Exercise description:
Copy out the records in full, word for word, without pictures.

Supplied records:
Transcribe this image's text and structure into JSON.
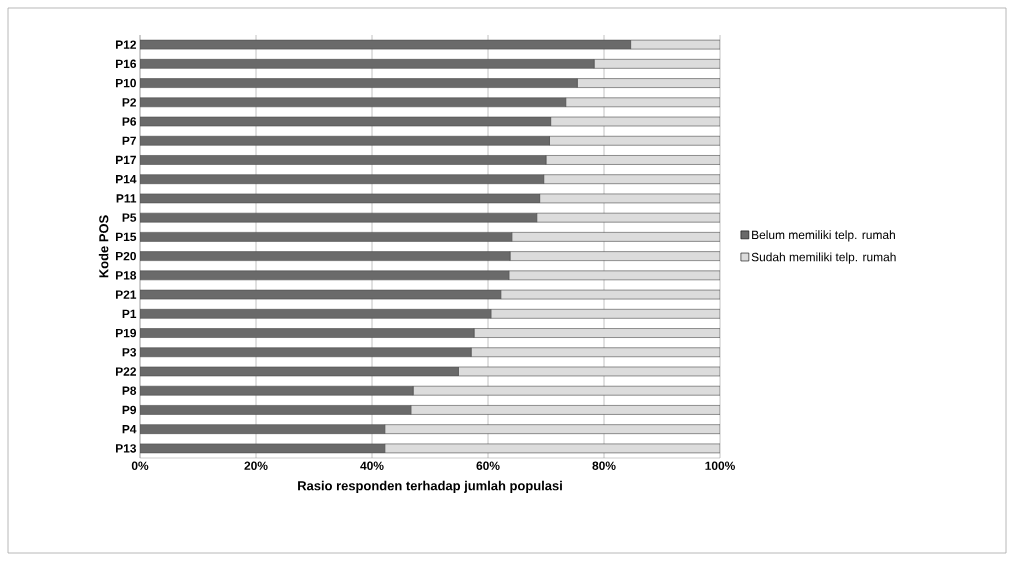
{
  "chart_data": {
    "type": "bar",
    "orientation": "horizontal",
    "stacked": true,
    "xlabel": "Rasio responden terhadap jumlah populasi",
    "ylabel": "Kode POS",
    "categories": [
      "P12",
      "P16",
      "P10",
      "P2",
      "P6",
      "P7",
      "P17",
      "P14",
      "P11",
      "P5",
      "P15",
      "P20",
      "P18",
      "P21",
      "P1",
      "P19",
      "P3",
      "P22",
      "P8",
      "P9",
      "P4",
      "P13"
    ],
    "series": [
      {
        "name": "Belum memiliki telp. rumah",
        "color": "#6a6a6a",
        "values": [
          84.6,
          78.3,
          75.4,
          73.4,
          70.8,
          70.6,
          70.0,
          69.6,
          68.9,
          68.4,
          64.1,
          63.8,
          63.6,
          62.2,
          60.5,
          57.6,
          57.1,
          54.9,
          47.1,
          46.7,
          42.2,
          42.2
        ]
      },
      {
        "name": "Sudah memiliki telp. rumah",
        "color": "#dcdcdc",
        "values": [
          15.4,
          21.7,
          24.6,
          26.6,
          29.2,
          29.4,
          30.0,
          30.4,
          31.1,
          31.6,
          35.9,
          36.2,
          36.4,
          37.8,
          39.5,
          42.4,
          42.9,
          45.1,
          52.9,
          53.3,
          57.8,
          57.8
        ]
      }
    ],
    "xlim": [
      0,
      100
    ],
    "xticks": [
      {
        "value": 0,
        "label": "0%"
      },
      {
        "value": 20,
        "label": "20%"
      },
      {
        "value": 40,
        "label": "40%"
      },
      {
        "value": 60,
        "label": "60%"
      },
      {
        "value": 80,
        "label": "80%"
      },
      {
        "value": 100,
        "label": "100%"
      }
    ],
    "grid": "x",
    "legend": "right"
  }
}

Task answer:
Transcribe this image's text and structure into JSON.
{
  "chart_data": {
    "type": "bar",
    "orientation": "horizontal",
    "stacked": true,
    "xlabel": "Rasio responden terhadap jumlah populasi",
    "ylabel": "Kode POS",
    "categories": [
      "P12",
      "P16",
      "P10",
      "P2",
      "P6",
      "P7",
      "P17",
      "P14",
      "P11",
      "P5",
      "P15",
      "P20",
      "P18",
      "P21",
      "P1",
      "P19",
      "P3",
      "P22",
      "P8",
      "P9",
      "P4",
      "P13"
    ],
    "series": [
      {
        "name": "Belum memiliki telp. rumah",
        "color": "#6a6a6a",
        "values": [
          84.6,
          78.3,
          75.4,
          73.4,
          70.8,
          70.6,
          70.0,
          69.6,
          68.9,
          68.4,
          64.1,
          63.8,
          63.6,
          62.2,
          60.5,
          57.6,
          57.1,
          54.9,
          47.1,
          46.7,
          42.2,
          42.2
        ]
      },
      {
        "name": "Sudah memiliki telp. rumah",
        "color": "#dcdcdc",
        "values": [
          15.4,
          21.7,
          24.6,
          26.6,
          29.2,
          29.4,
          30.0,
          30.4,
          31.1,
          31.6,
          35.9,
          36.2,
          36.4,
          37.8,
          39.5,
          42.4,
          42.9,
          45.1,
          52.9,
          53.3,
          57.8,
          57.8
        ]
      }
    ],
    "xlim": [
      0,
      100
    ],
    "xticks": [
      {
        "value": 0,
        "label": "0%"
      },
      {
        "value": 20,
        "label": "20%"
      },
      {
        "value": 40,
        "label": "40%"
      },
      {
        "value": 60,
        "label": "60%"
      },
      {
        "value": 80,
        "label": "80%"
      },
      {
        "value": 100,
        "label": "100%"
      }
    ],
    "grid": "x",
    "legend": "right"
  }
}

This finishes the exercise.